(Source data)
◆ ◆ ◆ ◆ ◆ ◆ ◆
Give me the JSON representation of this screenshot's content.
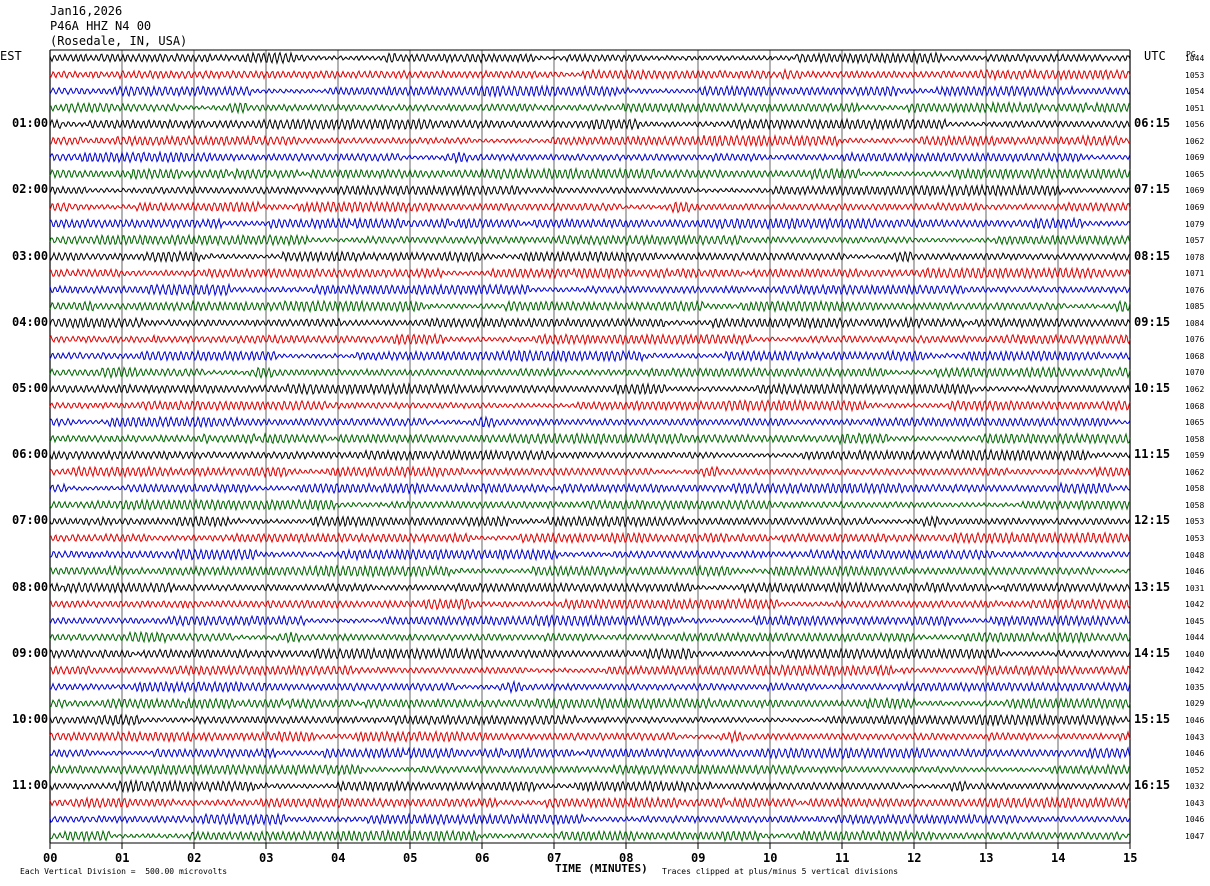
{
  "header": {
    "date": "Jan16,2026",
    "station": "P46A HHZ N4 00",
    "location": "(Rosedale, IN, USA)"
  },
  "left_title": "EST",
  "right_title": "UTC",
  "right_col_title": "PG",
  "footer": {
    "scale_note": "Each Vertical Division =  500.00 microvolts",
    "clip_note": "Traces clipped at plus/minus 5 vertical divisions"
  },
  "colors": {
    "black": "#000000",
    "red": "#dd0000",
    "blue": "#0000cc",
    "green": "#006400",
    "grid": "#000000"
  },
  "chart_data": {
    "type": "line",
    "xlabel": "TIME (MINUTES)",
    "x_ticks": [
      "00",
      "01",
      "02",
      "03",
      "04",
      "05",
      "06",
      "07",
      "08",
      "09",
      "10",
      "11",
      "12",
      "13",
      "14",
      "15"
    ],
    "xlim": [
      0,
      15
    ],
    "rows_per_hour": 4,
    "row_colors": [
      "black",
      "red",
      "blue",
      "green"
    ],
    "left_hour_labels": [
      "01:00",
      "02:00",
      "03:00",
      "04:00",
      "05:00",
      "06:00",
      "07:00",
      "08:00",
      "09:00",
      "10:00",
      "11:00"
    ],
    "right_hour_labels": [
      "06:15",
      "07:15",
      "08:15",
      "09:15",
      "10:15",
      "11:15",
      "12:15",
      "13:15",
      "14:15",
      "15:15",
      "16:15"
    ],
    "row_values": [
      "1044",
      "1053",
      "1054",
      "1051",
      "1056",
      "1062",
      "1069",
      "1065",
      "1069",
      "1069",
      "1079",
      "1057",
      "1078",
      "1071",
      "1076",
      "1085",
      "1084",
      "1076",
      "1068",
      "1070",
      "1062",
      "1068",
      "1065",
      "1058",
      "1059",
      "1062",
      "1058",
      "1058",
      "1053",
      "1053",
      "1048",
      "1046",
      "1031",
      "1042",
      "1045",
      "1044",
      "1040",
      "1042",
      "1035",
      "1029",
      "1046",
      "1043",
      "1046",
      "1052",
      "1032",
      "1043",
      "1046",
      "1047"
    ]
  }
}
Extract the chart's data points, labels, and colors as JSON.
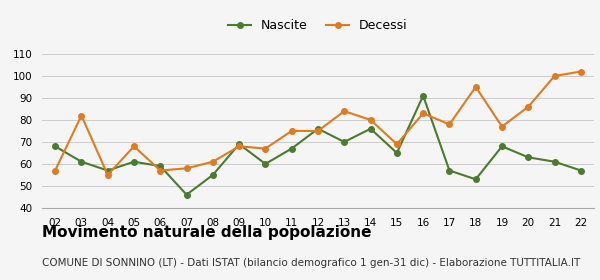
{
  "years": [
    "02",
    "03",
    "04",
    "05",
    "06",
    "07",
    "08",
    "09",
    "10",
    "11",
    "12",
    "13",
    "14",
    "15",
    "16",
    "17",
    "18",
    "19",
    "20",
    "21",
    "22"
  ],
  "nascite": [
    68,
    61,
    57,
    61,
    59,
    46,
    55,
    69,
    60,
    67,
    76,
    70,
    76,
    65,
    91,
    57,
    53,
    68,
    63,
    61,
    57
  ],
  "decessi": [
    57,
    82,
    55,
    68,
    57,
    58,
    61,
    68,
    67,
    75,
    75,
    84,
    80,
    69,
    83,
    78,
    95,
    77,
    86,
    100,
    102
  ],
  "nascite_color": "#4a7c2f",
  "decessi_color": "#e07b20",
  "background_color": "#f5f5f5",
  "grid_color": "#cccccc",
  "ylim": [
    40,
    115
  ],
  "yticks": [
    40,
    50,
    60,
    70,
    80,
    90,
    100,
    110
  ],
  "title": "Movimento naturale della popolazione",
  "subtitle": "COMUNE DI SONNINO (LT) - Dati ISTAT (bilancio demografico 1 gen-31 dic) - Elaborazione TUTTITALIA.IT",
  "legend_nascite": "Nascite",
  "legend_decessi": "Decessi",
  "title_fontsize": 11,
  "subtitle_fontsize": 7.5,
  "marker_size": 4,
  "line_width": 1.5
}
◆ ◆ ◆ ◆ ◆ ◆ ◆
Print the records above exactly as they stand, but leave out the pictures.

### Complete answer:
Give me the JSON representation of this screenshot's content.
{
  "header": {
    "date": "Jan16,2026",
    "station": "P46A HHZ N4 00",
    "location": "(Rosedale, IN, USA)"
  },
  "left_title": "EST",
  "right_title": "UTC",
  "right_col_title": "PG",
  "footer": {
    "scale_note": "Each Vertical Division =  500.00 microvolts",
    "clip_note": "Traces clipped at plus/minus 5 vertical divisions"
  },
  "colors": {
    "black": "#000000",
    "red": "#dd0000",
    "blue": "#0000cc",
    "green": "#006400",
    "grid": "#000000"
  },
  "chart_data": {
    "type": "line",
    "xlabel": "TIME (MINUTES)",
    "x_ticks": [
      "00",
      "01",
      "02",
      "03",
      "04",
      "05",
      "06",
      "07",
      "08",
      "09",
      "10",
      "11",
      "12",
      "13",
      "14",
      "15"
    ],
    "xlim": [
      0,
      15
    ],
    "rows_per_hour": 4,
    "row_colors": [
      "black",
      "red",
      "blue",
      "green"
    ],
    "left_hour_labels": [
      "01:00",
      "02:00",
      "03:00",
      "04:00",
      "05:00",
      "06:00",
      "07:00",
      "08:00",
      "09:00",
      "10:00",
      "11:00"
    ],
    "right_hour_labels": [
      "06:15",
      "07:15",
      "08:15",
      "09:15",
      "10:15",
      "11:15",
      "12:15",
      "13:15",
      "14:15",
      "15:15",
      "16:15"
    ],
    "row_values": [
      "1044",
      "1053",
      "1054",
      "1051",
      "1056",
      "1062",
      "1069",
      "1065",
      "1069",
      "1069",
      "1079",
      "1057",
      "1078",
      "1071",
      "1076",
      "1085",
      "1084",
      "1076",
      "1068",
      "1070",
      "1062",
      "1068",
      "1065",
      "1058",
      "1059",
      "1062",
      "1058",
      "1058",
      "1053",
      "1053",
      "1048",
      "1046",
      "1031",
      "1042",
      "1045",
      "1044",
      "1040",
      "1042",
      "1035",
      "1029",
      "1046",
      "1043",
      "1046",
      "1052",
      "1032",
      "1043",
      "1046",
      "1047"
    ]
  }
}
Extract the chart's data points, labels, and colors as JSON.
{
  "years": [
    "02",
    "03",
    "04",
    "05",
    "06",
    "07",
    "08",
    "09",
    "10",
    "11",
    "12",
    "13",
    "14",
    "15",
    "16",
    "17",
    "18",
    "19",
    "20",
    "21",
    "22"
  ],
  "nascite": [
    68,
    61,
    57,
    61,
    59,
    46,
    55,
    69,
    60,
    67,
    76,
    70,
    76,
    65,
    91,
    57,
    53,
    68,
    63,
    61,
    57
  ],
  "decessi": [
    57,
    82,
    55,
    68,
    57,
    58,
    61,
    68,
    67,
    75,
    75,
    84,
    80,
    69,
    83,
    78,
    95,
    77,
    86,
    100,
    102
  ],
  "nascite_color": "#4a7c2f",
  "decessi_color": "#e07b20",
  "background_color": "#f5f5f5",
  "grid_color": "#cccccc",
  "ylim": [
    40,
    115
  ],
  "yticks": [
    40,
    50,
    60,
    70,
    80,
    90,
    100,
    110
  ],
  "title": "Movimento naturale della popolazione",
  "subtitle": "COMUNE DI SONNINO (LT) - Dati ISTAT (bilancio demografico 1 gen-31 dic) - Elaborazione TUTTITALIA.IT",
  "legend_nascite": "Nascite",
  "legend_decessi": "Decessi",
  "title_fontsize": 11,
  "subtitle_fontsize": 7.5,
  "marker_size": 4,
  "line_width": 1.5
}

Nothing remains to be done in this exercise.